Data items:
/---

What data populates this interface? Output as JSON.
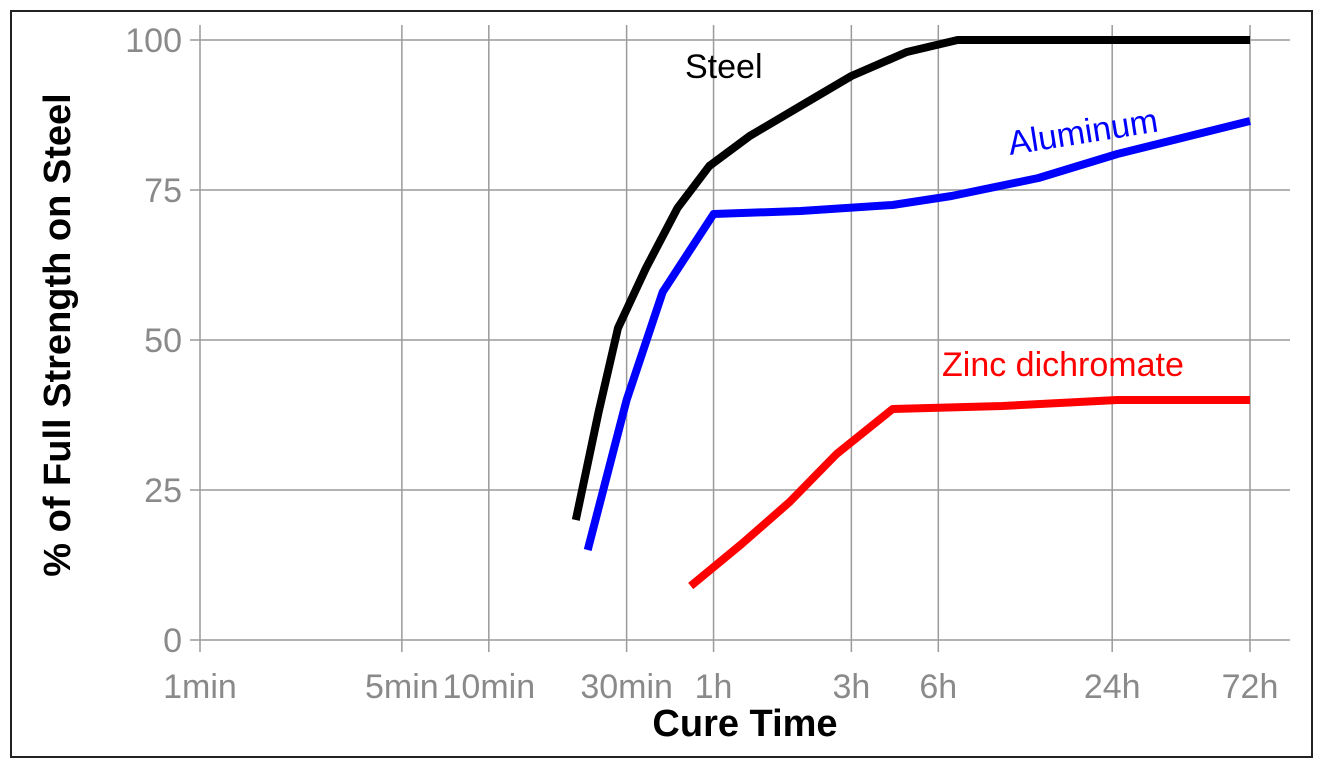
{
  "chart_data": {
    "type": "line",
    "xlabel": "Cure Time",
    "ylabel": "% of Full Strength on Steel",
    "x_scale": "log",
    "x_unit": "minutes",
    "x_ticks": [
      {
        "label": "1min",
        "value": 1
      },
      {
        "label": "5min",
        "value": 5
      },
      {
        "label": "10min",
        "value": 10
      },
      {
        "label": "30min",
        "value": 30
      },
      {
        "label": "1h",
        "value": 60
      },
      {
        "label": "3h",
        "value": 180
      },
      {
        "label": "6h",
        "value": 360
      },
      {
        "label": "24h",
        "value": 1440
      },
      {
        "label": "72h",
        "value": 4320
      }
    ],
    "y_ticks": [
      0,
      25,
      50,
      75,
      100
    ],
    "ylim": [
      0,
      100
    ],
    "grid": true,
    "series": [
      {
        "name": "Steel",
        "color": "#000000",
        "x": [
          20,
          24,
          28,
          35,
          45,
          58,
          80,
          120,
          180,
          280,
          420,
          4320
        ],
        "y": [
          20,
          38,
          52,
          62,
          72,
          79,
          84,
          89,
          94,
          98,
          100,
          100
        ]
      },
      {
        "name": "Aluminum",
        "color": "#0000ff",
        "x": [
          22,
          30,
          40,
          60,
          120,
          250,
          400,
          800,
          1500,
          4320
        ],
        "y": [
          15,
          40,
          58,
          71,
          71.5,
          72.5,
          74,
          77,
          81,
          86.5
        ]
      },
      {
        "name": "Zinc dichromate",
        "color": "#ff0000",
        "x": [
          50,
          75,
          110,
          160,
          250,
          600,
          1500,
          4320
        ],
        "y": [
          9,
          16,
          23,
          31,
          38.5,
          39,
          40,
          40
        ]
      }
    ]
  }
}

\---

__Task__. Pick out every line holding the string "value" and return it.

__Output below__.
        "value": 1
        "value": 5
        "value": 10
        "value": 30
        "value": 60
        "value": 180
        "value": 360
        "value": 1440
        "value": 4320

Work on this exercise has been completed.